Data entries
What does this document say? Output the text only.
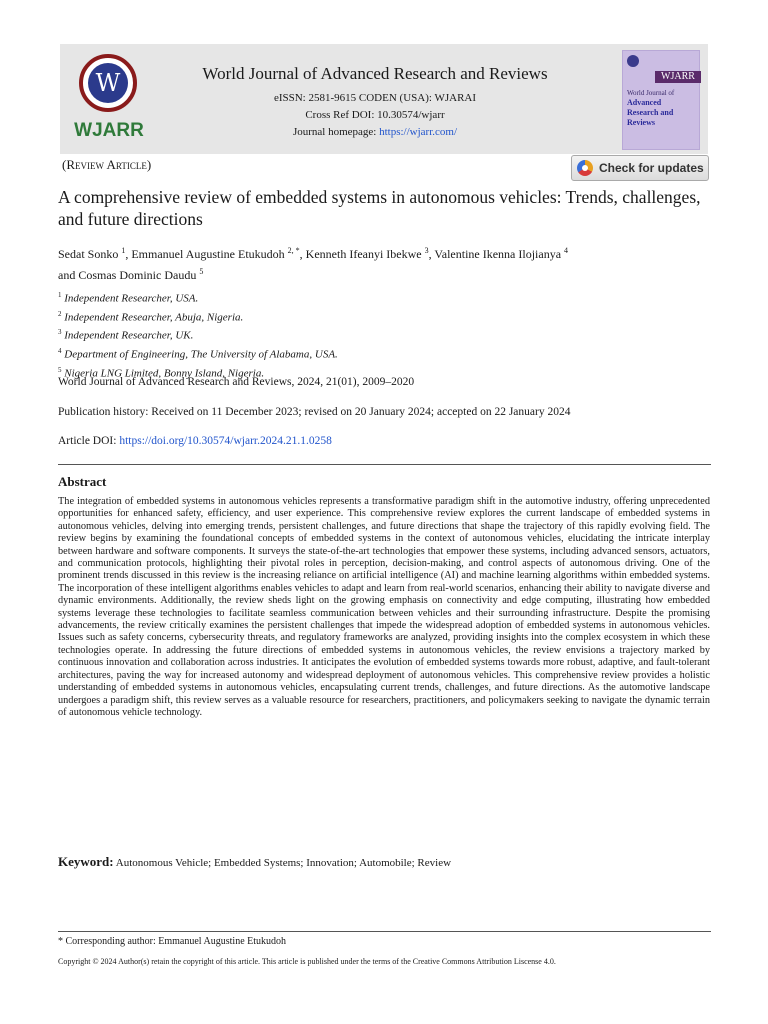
W
WJARR
World Journal of Advanced Research and Reviews
eISSN: 2581-9615 CODEN (USA): WJARAI
Cross Ref DOI: 10.30574/wjarr
Journal homepage: https://wjarr.com/
WJARR
World Journal of
Advanced
Research and
Reviews
(Review Article)	Check for updates
A comprehensive review of embedded systems in autonomous vehicles: Trends, challenges, and future directions
Sedat Sonko $^1$, Emmanuel Augustine Etukudoh $^{2, *}$, Kenneth Ifeanyi Ibekwe $^3$, Valentine Ikenna Ilojianya $^4$
and Cosmas Dominic Daudu $^5$
$^1$ Independent Researcher, USA.
$^2$ Independent Researcher, Abuja, Nigeria.
$^3$ Independent Researcher, UK.
$^4$ Department of Engineering, The University of Alabama, USA.
$^5$ Nigeria LNG Limited, Bonny Island, Nigeria.
World Journal of Advanced Research and Reviews, 2024, 21(01), 2009–2020
Publication history: Received on 11 December 2023; revised on 20 January 2024; accepted on 22 January 2024
Article DOI: https://doi.org/10.30574/wjarr.2024.21.1.0258
Abstract

The integration of embedded systems in autonomous vehicles represents a transformative paradigm shift in the automotive industry, offering unprecedented opportunities for enhanced safety, efficiency, and user experience. This comprehensive review explores the current landscape of embedded systems in autonomous vehicles, delving into emerging trends, persistent challenges, and future directions that shape the trajectory of this rapidly evolving field. The review begins by examining the foundational concepts of embedded systems in the context of autonomous vehicles, elucidating the intricate interplay between hardware and software components. It surveys the state-of-the-art technologies that empower these systems, including advanced sensors, actuators, and communication protocols, highlighting their pivotal roles in perception, decision-making, and control aspects of autonomous driving. One of the prominent trends discussed in this review is the increasing reliance on artificial intelligence (AI) and machine learning algorithms within embedded systems. The incorporation of these intelligent algorithms enables vehicles to adapt and learn from real-world scenarios, enhancing their ability to navigate diverse and dynamic environments. Additionally, the review sheds light on the growing emphasis on connectivity and edge computing, illustrating how embedded systems leverage these technologies to facilitate seamless communication between vehicles and their surrounding infrastructure. Despite the promising advancements, the review critically examines the persistent challenges that impede the widespread adoption of embedded systems in autonomous vehicles. Issues such as safety concerns, cybersecurity threats, and regulatory frameworks are analyzed, providing insights into the complex ecosystem in which these technologies operate. In addressing the future directions of embedded systems in autonomous vehicles, the review envisions a trajectory marked by continuous innovation and collaboration across industries. It anticipates the evolution of embedded systems towards more robust, adaptive, and fault-tolerant architectures, paving the way for increased autonomy and widespread deployment of autonomous vehicles. This comprehensive review provides a holistic understanding of embedded systems in autonomous vehicles, encapsulating current trends, challenges, and future directions. As the automotive landscape undergoes a paradigm shift, this review serves as a valuable resource for researchers, practitioners, and policymakers seeking to navigate the dynamic terrain of autonomous vehicle technology.

Keyword: Autonomous Vehicle; Embedded Systems; Innovation; Automobile; Review
* Corresponding author: Emmanuel Augustine Etukudoh
Copyright © 2024 Author(s) retain the copyright of this article. This article is published under the terms of the Creative Commons Attribution Liscense 4.0.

» INSTRUCTION: Return, from the data, each line that has the word "Nigeria" in it.

» THE RESPONSE:
$^2$ Independent Researcher, Abuja, Nigeria.
$^5$ Nigeria LNG Limited, Bonny Island, Nigeria.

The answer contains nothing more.